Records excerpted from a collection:
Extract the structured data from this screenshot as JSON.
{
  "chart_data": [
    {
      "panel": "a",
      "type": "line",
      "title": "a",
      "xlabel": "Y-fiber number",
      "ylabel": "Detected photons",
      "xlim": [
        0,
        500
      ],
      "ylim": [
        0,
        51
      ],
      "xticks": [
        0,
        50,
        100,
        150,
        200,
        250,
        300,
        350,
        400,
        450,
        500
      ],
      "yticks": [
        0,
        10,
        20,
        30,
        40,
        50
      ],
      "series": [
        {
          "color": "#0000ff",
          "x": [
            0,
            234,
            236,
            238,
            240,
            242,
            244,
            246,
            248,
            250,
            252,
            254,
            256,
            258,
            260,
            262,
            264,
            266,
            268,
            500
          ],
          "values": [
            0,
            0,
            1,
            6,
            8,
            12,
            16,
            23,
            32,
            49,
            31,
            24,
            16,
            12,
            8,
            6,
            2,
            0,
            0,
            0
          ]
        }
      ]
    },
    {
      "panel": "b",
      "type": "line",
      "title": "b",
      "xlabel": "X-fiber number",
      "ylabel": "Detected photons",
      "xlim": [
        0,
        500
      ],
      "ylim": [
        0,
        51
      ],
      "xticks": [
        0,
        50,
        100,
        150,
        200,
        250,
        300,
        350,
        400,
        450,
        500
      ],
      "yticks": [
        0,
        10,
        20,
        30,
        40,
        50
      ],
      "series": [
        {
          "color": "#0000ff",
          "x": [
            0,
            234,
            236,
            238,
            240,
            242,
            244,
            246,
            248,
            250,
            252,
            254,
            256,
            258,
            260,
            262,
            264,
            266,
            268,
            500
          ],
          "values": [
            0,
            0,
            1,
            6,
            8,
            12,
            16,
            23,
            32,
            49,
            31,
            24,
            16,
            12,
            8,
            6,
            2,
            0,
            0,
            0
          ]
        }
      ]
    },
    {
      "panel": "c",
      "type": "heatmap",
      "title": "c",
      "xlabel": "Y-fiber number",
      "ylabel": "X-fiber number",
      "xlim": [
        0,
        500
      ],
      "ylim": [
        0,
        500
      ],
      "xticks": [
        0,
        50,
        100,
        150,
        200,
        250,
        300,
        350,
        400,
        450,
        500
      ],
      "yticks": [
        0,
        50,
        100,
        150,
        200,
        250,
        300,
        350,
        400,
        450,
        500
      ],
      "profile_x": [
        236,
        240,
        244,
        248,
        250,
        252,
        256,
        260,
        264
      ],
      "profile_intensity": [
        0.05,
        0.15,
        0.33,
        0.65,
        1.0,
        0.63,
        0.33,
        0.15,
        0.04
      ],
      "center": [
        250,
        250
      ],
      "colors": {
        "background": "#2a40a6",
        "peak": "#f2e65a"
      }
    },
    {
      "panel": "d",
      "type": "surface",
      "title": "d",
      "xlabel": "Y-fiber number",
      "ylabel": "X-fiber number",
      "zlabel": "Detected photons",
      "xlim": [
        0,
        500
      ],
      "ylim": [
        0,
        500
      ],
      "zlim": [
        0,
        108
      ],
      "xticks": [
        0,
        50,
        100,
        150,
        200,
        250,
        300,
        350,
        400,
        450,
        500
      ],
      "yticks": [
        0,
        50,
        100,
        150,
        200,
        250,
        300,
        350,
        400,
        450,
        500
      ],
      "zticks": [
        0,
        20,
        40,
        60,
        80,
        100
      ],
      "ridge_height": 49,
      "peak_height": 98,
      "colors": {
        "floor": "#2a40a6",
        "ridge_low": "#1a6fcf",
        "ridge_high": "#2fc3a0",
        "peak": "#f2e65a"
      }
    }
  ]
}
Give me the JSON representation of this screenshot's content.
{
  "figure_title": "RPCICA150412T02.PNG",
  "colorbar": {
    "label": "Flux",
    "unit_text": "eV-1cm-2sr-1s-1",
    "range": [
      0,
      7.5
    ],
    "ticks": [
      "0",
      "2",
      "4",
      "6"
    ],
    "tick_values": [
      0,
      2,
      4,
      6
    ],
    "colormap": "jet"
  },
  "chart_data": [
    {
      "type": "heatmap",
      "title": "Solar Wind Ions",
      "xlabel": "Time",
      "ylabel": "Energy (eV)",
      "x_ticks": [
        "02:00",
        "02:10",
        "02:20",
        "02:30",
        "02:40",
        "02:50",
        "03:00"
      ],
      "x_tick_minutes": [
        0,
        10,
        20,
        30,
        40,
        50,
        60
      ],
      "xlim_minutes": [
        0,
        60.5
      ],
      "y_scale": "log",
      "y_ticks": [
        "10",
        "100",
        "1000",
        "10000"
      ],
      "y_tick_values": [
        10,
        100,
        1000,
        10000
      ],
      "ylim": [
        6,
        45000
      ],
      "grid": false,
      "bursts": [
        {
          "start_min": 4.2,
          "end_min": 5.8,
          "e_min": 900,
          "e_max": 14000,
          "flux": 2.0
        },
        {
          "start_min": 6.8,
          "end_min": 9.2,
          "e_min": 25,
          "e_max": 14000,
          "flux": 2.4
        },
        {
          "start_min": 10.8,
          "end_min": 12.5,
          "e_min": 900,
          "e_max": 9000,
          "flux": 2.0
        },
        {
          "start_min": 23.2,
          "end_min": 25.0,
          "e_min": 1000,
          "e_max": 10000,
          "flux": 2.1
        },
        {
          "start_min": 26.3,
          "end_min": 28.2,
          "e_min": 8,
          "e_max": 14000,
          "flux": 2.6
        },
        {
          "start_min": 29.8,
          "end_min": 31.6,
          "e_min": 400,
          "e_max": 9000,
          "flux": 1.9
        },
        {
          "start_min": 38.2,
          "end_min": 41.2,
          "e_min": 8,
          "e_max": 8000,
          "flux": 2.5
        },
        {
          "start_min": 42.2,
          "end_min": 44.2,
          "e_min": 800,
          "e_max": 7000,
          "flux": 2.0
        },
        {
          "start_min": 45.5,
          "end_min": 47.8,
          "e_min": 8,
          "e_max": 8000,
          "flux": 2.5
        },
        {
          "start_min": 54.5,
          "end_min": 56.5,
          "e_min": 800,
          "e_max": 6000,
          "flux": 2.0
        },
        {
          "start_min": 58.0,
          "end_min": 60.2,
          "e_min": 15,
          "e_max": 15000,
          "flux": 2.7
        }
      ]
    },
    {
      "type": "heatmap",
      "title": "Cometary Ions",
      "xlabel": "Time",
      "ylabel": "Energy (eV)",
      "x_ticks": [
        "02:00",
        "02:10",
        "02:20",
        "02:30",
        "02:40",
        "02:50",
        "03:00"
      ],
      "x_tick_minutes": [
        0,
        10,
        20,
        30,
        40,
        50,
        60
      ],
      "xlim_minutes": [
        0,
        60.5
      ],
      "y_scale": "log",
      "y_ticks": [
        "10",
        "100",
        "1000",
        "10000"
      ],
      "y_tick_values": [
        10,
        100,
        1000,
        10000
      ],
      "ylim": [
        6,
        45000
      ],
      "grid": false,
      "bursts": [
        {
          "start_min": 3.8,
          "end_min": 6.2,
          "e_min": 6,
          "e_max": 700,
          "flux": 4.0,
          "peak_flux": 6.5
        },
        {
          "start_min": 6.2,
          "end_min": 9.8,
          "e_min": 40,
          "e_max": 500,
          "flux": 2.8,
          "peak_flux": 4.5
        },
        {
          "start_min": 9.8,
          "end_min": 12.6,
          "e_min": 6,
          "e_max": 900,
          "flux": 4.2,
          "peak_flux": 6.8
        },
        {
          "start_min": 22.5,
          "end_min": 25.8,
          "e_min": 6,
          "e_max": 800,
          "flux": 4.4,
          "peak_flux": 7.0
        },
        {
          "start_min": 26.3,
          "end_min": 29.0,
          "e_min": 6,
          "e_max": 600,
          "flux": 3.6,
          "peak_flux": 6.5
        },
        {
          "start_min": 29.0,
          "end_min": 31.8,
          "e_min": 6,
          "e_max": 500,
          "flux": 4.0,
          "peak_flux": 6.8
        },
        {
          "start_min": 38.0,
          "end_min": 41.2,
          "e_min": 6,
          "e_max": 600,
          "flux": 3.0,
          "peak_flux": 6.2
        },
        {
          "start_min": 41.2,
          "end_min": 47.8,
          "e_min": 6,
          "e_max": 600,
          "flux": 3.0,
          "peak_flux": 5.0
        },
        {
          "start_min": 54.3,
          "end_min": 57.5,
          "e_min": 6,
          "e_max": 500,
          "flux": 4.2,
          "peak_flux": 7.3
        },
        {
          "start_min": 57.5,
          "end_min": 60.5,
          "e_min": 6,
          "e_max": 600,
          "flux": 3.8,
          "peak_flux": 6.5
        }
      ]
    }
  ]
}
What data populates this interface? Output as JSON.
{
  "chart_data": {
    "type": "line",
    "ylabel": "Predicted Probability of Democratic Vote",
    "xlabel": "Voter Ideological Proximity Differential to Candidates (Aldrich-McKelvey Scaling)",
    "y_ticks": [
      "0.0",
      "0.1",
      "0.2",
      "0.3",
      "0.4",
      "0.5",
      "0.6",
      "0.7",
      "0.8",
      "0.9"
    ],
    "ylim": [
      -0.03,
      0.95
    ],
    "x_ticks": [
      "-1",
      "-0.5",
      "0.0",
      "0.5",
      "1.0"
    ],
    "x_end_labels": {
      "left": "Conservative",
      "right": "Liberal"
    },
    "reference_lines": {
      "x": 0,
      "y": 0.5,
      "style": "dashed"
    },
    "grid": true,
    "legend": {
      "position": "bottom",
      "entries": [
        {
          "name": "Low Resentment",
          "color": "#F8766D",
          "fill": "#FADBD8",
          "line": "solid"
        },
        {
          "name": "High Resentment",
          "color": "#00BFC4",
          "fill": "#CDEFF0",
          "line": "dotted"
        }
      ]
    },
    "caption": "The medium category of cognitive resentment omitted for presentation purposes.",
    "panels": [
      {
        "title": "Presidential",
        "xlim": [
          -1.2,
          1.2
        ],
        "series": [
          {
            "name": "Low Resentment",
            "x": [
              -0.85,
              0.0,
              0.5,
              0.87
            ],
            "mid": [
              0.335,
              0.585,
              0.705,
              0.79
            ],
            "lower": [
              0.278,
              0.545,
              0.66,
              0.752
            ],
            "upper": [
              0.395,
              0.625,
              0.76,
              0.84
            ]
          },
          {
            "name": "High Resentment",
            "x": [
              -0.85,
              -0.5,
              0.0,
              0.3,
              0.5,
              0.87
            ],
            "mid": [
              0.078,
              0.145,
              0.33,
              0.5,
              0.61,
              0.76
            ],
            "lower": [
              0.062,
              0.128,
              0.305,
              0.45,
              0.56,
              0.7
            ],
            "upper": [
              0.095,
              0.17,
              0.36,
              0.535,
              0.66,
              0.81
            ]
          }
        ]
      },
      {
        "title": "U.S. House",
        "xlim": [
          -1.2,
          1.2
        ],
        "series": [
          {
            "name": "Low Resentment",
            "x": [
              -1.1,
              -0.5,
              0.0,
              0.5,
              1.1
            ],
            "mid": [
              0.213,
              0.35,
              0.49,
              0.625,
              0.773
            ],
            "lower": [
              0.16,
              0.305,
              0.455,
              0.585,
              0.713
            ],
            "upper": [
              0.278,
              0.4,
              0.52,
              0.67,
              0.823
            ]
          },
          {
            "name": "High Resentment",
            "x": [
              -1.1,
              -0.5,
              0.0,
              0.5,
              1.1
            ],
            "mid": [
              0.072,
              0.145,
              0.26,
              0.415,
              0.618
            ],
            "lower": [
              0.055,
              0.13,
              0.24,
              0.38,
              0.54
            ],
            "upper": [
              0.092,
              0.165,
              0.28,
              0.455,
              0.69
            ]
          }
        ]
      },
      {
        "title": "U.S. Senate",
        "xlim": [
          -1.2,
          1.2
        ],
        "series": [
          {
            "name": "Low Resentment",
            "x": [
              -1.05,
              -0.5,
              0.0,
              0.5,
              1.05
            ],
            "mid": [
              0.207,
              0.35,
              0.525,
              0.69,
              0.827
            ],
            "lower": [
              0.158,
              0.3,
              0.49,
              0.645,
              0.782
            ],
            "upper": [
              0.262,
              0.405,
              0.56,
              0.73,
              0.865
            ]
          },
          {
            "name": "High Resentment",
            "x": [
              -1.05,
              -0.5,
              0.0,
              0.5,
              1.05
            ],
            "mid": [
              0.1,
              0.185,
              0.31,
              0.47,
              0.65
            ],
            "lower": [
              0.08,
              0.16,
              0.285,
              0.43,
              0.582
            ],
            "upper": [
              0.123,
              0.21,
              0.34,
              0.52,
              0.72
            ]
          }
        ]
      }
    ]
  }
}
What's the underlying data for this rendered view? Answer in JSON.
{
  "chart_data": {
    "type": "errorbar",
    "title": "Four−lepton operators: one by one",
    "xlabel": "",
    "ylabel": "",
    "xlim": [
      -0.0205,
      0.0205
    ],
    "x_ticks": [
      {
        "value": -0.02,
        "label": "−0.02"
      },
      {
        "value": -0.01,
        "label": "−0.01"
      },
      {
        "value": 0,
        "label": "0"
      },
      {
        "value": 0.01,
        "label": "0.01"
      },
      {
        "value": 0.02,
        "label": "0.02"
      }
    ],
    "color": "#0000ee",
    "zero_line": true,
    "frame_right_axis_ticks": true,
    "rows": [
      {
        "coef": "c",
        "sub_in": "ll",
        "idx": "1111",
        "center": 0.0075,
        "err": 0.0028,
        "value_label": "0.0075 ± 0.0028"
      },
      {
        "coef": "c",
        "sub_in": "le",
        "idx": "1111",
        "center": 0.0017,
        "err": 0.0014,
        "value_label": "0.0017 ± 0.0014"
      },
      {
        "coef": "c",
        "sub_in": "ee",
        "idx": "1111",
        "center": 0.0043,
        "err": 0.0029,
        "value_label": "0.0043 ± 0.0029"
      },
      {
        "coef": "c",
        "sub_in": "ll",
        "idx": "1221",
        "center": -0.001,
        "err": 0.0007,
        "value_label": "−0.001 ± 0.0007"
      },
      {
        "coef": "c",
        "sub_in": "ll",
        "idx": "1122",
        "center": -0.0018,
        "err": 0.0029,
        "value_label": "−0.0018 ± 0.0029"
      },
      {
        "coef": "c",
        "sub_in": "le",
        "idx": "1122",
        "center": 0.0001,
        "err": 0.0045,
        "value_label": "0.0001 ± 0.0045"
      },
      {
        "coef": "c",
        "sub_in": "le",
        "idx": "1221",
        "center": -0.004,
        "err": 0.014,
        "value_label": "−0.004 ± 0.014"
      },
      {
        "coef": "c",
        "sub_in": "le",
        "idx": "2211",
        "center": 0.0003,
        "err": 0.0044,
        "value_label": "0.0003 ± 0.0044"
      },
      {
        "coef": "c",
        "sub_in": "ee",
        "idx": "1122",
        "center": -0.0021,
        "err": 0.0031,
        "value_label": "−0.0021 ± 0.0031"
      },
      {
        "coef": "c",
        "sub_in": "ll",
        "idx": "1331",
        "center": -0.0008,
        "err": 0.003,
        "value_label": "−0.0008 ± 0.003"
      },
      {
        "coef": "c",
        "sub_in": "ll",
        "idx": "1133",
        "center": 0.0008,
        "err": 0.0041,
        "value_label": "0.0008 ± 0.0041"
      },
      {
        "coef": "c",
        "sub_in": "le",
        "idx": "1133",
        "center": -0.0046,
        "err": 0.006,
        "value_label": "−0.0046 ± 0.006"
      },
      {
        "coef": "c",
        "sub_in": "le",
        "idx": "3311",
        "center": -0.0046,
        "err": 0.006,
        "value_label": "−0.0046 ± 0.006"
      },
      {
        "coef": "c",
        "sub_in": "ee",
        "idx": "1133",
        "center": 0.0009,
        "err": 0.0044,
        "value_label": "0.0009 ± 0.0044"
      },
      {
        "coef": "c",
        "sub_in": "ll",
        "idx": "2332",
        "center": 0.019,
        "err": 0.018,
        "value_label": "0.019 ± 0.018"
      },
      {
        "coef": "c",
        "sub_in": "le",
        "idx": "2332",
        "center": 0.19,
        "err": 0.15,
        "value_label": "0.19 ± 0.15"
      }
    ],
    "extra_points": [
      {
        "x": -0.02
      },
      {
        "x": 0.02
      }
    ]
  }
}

=== Aim of the task ===
Give the number of lines in the records that contain the string "Ions", with no other output.

=== Solution for this exercise ===
2